● **Task to carry out**
Transcribe every line of the records verbatim.
** begin **
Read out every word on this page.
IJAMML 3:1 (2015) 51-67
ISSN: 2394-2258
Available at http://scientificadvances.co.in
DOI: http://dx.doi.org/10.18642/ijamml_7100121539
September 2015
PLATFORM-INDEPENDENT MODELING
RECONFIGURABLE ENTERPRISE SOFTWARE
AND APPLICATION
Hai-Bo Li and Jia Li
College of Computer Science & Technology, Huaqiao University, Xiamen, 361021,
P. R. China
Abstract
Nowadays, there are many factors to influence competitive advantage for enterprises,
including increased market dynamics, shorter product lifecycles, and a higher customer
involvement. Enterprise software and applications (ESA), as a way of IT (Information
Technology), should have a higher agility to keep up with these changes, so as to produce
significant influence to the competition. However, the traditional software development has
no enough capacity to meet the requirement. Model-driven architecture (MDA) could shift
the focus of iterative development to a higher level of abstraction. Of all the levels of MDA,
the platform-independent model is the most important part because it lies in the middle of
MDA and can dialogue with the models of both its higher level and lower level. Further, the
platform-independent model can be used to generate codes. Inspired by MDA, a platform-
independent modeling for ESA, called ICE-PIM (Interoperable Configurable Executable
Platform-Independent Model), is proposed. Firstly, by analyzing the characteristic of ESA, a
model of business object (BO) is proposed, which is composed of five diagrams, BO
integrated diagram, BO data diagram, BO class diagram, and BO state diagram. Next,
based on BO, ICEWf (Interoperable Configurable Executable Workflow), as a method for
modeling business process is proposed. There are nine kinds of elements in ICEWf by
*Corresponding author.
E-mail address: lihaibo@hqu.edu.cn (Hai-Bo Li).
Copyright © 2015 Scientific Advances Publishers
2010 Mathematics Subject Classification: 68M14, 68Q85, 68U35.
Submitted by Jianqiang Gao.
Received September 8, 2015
** end **
● **Output**
Read out every word on this page.
IJAMML 3:1 (2015) 51-67
ISSN: 2394-2258
Available at http://scientificadvances.co.in
DOI: http://dx.doi.org/10.18642/ijamml_7100121539
September 2015
PLATFORM-INDEPENDENT MODELING
RECONFIGURABLE ENTERPRISE SOFTWARE
AND APPLICATION
Hai-Bo Li and Jia Li
College of Computer Science & Technology, Huaqiao University, Xiamen, 361021,
P. R. China
Abstract
Nowadays, there are many factors to influence competitive advantage for enterprises,
including increased market dynamics, shorter product lifecycles, and a higher customer
involvement. Enterprise software and applications (ESA), as a way of IT (Information
Technology), should have a higher agility to keep up with these changes, so as to produce
significant influence to the competition. However, the traditional software development has
no enough capacity to meet the requirement. Model-driven architecture (MDA) could shift
the focus of iterative development to a higher level of abstraction. Of all the levels of MDA,
the platform-independent model is the most important part because it lies in the middle of
MDA and can dialogue with the models of both its higher level and lower level. Further, the
platform-independent model can be used to generate codes. Inspired by MDA, a platform-
independent modeling for ESA, called ICE-PIM (Interoperable Configurable Executable
Platform-Independent Model), is proposed. Firstly, by analyzing the characteristic of ESA, a
model of business object (BO) is proposed, which is composed of five diagrams, BO
integrated diagram, BO data diagram, BO class diagram, and BO state diagram. Next,
based on BO, ICEWf (Interoperable Configurable Executable Workflow), as a method for
modeling business process is proposed. There are nine kinds of elements in ICEWf by
*Corresponding author.
E-mail address: lihaibo@hqu.edu.cn (Hai-Bo Li).
Copyright © 2015 Scientific Advances Publishers
2010 Mathematics Subject Classification: 68M14, 68Q85, 68U35.
Submitted by Jianqiang Gao.
Received September 8, 2015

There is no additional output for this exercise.